◆ WHAT TO PRODUCE ◆
Please return everything from the row containing "- back-color-button[interactable]: Back" down to the row containing "- binding-ring: [303, 12, 309, 33]", both ends included, reproduced character for character and with nothing else added.

◆ RECORDS PROVIDED ◆
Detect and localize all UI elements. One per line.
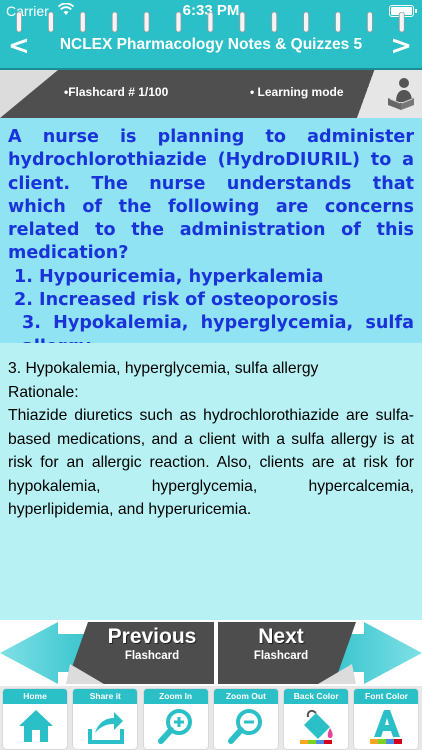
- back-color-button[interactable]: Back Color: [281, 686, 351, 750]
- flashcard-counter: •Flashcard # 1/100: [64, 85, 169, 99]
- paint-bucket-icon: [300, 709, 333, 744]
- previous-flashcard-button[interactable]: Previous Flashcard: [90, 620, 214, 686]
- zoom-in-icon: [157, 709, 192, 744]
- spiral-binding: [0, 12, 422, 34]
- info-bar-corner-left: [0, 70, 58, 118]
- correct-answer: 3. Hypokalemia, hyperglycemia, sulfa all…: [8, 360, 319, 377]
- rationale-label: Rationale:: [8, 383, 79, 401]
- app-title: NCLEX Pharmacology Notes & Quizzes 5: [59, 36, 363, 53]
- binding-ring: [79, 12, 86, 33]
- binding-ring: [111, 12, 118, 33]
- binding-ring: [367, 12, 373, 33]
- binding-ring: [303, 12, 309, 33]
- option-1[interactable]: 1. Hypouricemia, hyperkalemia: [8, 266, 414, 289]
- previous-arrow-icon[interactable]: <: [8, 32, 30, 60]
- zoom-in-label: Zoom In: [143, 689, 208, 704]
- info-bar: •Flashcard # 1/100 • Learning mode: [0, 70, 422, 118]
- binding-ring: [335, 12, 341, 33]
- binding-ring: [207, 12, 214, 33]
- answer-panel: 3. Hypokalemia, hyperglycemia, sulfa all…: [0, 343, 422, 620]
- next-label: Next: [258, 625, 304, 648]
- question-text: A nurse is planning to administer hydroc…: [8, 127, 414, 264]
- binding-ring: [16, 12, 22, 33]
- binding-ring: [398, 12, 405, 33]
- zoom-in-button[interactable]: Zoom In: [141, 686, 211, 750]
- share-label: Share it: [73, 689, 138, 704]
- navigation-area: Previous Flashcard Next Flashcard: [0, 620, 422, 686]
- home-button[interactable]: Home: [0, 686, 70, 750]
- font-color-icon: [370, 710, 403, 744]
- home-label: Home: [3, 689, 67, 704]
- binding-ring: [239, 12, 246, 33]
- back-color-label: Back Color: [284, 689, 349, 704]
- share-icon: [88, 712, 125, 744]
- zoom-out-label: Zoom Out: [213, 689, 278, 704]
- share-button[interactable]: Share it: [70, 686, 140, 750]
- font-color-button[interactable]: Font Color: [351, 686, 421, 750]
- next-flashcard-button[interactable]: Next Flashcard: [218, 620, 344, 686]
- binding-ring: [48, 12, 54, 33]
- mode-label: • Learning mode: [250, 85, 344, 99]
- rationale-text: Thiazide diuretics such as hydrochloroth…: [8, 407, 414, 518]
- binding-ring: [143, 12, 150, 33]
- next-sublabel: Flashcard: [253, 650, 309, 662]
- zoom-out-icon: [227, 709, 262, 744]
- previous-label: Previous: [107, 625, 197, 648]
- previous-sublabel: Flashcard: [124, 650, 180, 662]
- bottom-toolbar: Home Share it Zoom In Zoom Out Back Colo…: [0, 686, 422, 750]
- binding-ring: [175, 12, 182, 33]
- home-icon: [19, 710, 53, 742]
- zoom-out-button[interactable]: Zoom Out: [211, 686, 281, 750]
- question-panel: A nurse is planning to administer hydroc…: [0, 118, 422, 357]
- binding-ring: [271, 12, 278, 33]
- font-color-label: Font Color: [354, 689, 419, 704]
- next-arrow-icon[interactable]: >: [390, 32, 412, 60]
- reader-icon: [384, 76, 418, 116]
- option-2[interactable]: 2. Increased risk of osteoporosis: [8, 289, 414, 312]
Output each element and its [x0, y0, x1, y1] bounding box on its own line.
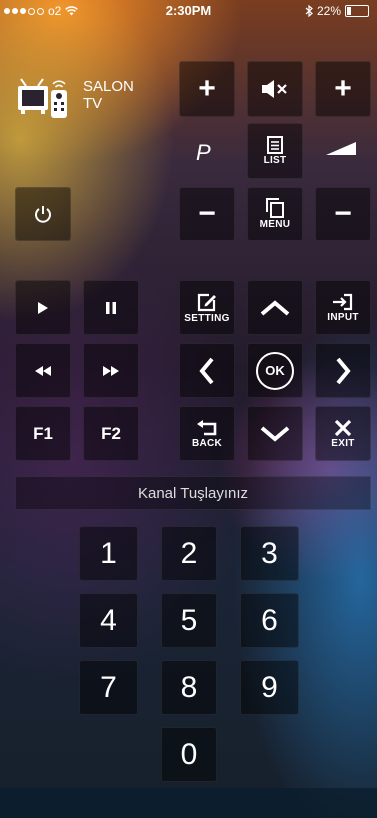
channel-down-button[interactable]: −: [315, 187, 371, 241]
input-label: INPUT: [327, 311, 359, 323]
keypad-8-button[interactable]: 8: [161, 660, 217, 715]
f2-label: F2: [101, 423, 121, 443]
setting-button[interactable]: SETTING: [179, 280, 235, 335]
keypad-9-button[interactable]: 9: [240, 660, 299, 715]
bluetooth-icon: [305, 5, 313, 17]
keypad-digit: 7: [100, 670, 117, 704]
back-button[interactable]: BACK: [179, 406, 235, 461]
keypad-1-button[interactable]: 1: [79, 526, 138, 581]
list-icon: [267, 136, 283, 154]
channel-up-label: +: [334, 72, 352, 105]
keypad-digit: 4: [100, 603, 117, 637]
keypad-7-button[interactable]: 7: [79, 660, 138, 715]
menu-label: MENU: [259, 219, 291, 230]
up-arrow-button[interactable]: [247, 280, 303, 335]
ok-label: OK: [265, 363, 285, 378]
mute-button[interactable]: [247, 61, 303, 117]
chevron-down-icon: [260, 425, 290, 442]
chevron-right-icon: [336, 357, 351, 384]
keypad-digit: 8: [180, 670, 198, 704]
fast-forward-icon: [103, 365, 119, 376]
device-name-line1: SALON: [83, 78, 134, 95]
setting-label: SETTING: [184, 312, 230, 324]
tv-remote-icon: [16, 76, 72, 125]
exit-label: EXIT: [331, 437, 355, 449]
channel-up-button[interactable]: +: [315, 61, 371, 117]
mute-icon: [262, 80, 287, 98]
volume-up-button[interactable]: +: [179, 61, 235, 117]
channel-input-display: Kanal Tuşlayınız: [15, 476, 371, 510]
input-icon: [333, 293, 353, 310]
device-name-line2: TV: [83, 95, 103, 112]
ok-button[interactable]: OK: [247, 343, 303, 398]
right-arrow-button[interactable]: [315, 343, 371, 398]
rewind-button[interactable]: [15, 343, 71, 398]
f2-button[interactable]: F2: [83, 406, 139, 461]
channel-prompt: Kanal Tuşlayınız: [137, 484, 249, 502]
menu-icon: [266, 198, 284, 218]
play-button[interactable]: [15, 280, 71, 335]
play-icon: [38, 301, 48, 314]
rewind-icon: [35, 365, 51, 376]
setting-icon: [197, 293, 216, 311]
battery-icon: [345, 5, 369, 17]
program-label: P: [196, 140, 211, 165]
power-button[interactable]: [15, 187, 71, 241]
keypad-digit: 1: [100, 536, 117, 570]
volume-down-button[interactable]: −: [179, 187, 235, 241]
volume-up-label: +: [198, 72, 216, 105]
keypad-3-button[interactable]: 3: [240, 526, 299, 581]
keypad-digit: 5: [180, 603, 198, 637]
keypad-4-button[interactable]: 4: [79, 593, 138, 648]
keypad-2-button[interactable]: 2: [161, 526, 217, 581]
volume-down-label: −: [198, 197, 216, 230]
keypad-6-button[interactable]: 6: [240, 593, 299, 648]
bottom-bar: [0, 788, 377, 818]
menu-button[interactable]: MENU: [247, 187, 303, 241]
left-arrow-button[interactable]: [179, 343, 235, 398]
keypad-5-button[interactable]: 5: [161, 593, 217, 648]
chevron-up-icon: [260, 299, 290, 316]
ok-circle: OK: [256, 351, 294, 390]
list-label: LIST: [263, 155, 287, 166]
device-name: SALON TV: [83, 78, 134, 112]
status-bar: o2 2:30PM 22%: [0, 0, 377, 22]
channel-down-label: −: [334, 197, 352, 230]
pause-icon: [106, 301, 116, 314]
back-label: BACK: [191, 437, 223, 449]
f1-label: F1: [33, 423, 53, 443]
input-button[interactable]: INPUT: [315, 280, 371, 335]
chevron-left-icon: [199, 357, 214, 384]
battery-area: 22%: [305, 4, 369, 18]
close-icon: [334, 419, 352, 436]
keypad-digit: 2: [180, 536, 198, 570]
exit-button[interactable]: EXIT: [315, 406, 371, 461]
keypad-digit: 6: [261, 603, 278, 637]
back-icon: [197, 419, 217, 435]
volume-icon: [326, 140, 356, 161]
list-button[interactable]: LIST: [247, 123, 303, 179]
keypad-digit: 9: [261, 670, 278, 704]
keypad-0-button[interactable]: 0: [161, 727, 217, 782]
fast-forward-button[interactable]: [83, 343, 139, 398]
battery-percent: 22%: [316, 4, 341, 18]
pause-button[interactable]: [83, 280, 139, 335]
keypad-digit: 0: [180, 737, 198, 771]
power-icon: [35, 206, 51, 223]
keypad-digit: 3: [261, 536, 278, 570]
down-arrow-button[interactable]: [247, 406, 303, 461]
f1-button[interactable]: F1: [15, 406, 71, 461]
* * *
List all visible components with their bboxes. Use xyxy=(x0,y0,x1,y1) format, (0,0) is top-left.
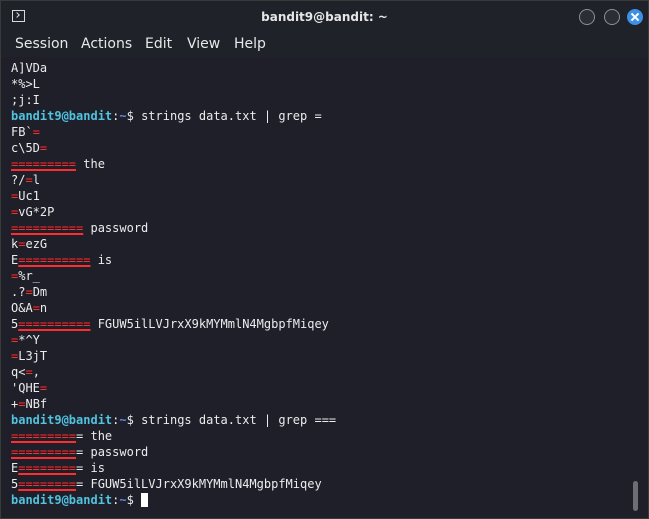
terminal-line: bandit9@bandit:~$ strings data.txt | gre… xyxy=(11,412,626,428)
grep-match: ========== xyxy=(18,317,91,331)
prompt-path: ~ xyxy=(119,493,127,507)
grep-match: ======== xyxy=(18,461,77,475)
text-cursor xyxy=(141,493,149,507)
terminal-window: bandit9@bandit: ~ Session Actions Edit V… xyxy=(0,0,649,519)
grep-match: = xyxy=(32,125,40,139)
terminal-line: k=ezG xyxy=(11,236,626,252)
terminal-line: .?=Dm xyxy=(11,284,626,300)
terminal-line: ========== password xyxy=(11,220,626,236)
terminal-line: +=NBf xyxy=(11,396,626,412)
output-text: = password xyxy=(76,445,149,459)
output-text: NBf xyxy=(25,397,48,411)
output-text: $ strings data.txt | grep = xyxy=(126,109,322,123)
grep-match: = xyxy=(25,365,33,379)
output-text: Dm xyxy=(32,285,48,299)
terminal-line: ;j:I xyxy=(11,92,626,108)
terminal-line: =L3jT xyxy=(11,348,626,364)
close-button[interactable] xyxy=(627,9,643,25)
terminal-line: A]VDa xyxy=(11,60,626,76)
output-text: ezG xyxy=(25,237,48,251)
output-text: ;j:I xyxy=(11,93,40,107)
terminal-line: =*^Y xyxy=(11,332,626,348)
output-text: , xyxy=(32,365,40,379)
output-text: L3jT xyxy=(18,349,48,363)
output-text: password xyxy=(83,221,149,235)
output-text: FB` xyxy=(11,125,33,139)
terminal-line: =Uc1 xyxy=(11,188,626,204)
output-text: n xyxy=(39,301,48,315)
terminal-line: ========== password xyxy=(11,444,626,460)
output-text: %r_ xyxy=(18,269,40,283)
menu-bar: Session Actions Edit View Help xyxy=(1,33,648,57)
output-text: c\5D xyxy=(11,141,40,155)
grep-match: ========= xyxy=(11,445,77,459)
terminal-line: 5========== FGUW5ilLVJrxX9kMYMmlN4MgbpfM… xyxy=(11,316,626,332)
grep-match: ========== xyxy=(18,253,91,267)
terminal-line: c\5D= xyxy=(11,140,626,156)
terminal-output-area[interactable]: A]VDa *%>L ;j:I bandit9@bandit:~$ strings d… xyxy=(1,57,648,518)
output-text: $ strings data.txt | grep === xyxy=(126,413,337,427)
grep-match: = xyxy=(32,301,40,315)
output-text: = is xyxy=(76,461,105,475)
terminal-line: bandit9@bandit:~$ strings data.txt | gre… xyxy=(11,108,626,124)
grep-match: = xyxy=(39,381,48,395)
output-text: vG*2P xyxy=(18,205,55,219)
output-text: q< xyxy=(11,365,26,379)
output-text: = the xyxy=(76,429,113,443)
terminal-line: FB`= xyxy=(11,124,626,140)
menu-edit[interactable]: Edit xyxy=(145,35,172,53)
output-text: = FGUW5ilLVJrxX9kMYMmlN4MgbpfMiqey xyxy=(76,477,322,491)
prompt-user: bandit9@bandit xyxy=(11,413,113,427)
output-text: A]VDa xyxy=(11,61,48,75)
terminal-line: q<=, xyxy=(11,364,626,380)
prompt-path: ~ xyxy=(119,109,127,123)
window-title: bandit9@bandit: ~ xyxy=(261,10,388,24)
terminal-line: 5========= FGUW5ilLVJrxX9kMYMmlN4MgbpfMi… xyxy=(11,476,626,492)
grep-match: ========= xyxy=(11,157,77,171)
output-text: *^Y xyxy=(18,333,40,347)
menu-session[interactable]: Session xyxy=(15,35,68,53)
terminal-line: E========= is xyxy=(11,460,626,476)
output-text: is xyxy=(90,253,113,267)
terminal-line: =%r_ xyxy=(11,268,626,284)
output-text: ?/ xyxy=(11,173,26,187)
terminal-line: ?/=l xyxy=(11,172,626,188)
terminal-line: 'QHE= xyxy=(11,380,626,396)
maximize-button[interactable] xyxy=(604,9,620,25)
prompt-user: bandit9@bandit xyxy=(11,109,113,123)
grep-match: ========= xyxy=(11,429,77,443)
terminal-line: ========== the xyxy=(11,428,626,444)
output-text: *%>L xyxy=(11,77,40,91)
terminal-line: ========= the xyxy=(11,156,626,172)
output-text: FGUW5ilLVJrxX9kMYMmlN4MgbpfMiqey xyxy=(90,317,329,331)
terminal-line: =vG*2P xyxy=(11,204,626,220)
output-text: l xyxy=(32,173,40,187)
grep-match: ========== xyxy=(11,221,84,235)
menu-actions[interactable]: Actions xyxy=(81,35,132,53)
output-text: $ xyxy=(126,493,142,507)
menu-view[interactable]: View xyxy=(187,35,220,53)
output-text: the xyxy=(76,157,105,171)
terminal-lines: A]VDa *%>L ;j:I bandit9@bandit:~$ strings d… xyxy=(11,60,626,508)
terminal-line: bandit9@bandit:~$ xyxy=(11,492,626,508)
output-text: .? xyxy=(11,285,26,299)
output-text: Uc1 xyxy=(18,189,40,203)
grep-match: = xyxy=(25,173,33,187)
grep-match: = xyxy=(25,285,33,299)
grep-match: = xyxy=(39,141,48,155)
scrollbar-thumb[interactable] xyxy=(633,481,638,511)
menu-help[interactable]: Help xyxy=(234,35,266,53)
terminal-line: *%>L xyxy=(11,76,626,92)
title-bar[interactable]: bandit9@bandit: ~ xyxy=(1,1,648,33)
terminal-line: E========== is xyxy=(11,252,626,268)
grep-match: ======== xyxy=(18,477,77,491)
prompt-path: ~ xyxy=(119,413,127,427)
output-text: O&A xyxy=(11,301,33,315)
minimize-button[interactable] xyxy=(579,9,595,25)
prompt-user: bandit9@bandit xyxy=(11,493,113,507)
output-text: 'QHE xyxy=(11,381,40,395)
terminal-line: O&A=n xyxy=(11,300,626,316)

◆ EXERCISE ANSWER ◆
- back-color-button[interactable]: Back Color: [281, 686, 351, 750]
- flashcard-counter: •Flashcard # 1/100: [64, 85, 169, 99]
- paint-bucket-icon: [300, 709, 333, 744]
- previous-flashcard-button[interactable]: Previous Flashcard: [90, 620, 214, 686]
- zoom-in-icon: [157, 709, 192, 744]
- spiral-binding: [0, 12, 422, 34]
- info-bar-corner-left: [0, 70, 58, 118]
- correct-answer: 3. Hypokalemia, hyperglycemia, sulfa all…: [8, 360, 319, 377]
- rationale-label: Rationale:: [8, 383, 79, 401]
- app-title: NCLEX Pharmacology Notes & Quizzes 5: [59, 36, 363, 53]
- binding-ring: [79, 12, 86, 33]
- binding-ring: [111, 12, 118, 33]
- binding-ring: [367, 12, 373, 33]
- binding-ring: [303, 12, 309, 33]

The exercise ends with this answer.